[Chart and figure data]
========================
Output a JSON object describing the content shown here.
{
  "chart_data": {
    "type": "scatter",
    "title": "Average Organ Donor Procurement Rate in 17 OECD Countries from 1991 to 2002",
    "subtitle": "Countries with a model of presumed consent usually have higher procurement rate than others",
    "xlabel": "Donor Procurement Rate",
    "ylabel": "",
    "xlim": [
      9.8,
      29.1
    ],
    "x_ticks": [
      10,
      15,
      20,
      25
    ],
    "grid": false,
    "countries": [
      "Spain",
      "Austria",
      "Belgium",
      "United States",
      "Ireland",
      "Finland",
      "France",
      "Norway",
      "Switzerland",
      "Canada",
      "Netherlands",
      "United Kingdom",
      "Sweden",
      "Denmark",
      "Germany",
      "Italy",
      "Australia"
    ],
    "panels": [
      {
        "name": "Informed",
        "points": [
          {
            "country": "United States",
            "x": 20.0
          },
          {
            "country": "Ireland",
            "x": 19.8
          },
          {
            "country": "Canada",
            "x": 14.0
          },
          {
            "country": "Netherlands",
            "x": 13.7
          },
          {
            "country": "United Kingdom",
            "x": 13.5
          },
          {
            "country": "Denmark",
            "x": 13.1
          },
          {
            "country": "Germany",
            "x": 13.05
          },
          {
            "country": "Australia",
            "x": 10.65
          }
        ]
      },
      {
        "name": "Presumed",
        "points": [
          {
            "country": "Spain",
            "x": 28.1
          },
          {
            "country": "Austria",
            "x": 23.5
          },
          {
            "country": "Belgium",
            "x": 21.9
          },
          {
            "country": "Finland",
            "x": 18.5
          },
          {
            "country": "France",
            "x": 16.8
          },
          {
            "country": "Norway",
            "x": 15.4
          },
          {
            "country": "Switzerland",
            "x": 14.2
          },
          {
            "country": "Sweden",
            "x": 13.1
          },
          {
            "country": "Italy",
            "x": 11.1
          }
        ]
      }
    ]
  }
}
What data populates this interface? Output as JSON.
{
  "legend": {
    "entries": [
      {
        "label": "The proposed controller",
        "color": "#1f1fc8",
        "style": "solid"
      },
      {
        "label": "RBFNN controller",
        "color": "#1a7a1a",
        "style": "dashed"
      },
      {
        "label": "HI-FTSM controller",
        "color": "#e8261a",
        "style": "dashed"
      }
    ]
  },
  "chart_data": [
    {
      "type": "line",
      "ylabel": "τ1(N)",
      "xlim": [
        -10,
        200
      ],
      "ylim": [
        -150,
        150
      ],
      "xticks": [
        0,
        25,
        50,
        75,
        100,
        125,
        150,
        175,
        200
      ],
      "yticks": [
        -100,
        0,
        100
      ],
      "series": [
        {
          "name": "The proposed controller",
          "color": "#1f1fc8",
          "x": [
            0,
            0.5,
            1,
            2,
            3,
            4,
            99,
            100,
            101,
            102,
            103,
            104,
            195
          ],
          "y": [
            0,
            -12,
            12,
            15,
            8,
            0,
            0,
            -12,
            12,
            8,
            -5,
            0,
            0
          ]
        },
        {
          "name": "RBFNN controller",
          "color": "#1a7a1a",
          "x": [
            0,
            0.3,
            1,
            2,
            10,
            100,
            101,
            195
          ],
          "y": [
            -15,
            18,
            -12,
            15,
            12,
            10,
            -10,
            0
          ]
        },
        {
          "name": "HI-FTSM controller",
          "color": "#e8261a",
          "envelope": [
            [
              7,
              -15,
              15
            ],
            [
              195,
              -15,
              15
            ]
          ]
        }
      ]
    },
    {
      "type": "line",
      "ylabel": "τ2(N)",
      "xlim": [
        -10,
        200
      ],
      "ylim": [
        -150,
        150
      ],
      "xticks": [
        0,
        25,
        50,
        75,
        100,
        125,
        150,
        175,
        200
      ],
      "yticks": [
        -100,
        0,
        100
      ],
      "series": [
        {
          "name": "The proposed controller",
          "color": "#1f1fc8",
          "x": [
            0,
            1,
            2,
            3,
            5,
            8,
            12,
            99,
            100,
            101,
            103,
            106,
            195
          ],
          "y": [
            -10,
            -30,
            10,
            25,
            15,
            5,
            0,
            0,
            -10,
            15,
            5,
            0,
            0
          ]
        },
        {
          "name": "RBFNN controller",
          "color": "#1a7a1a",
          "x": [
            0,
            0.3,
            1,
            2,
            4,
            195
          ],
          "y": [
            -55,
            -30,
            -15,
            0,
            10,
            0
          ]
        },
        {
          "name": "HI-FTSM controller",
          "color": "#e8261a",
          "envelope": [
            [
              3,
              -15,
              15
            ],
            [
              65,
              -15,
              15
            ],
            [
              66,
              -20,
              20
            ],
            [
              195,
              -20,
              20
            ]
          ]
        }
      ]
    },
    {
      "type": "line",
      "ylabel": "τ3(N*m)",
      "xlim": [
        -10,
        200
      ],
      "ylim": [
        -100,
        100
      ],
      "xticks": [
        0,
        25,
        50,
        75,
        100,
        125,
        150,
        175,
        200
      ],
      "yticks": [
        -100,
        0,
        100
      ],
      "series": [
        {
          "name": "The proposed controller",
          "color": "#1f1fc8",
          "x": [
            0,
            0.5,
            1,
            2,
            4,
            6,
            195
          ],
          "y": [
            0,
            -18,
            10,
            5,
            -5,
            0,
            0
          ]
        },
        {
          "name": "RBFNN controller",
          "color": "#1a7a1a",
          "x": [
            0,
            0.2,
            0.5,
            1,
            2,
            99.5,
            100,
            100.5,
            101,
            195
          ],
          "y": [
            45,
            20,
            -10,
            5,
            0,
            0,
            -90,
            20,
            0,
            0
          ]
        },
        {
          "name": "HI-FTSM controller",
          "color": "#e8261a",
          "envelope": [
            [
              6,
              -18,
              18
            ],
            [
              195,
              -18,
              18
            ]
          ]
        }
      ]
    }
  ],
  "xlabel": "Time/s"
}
========================
▶ _To do_: Each line in the entries above that includes the string "Donor" should be extracted.

▶ _Written solution_:
    "title": "Average Organ Donor Procurement Rate in 17 OECD Countries from 1991 to 2002",
    "xlabel": "Donor Procurement Rate",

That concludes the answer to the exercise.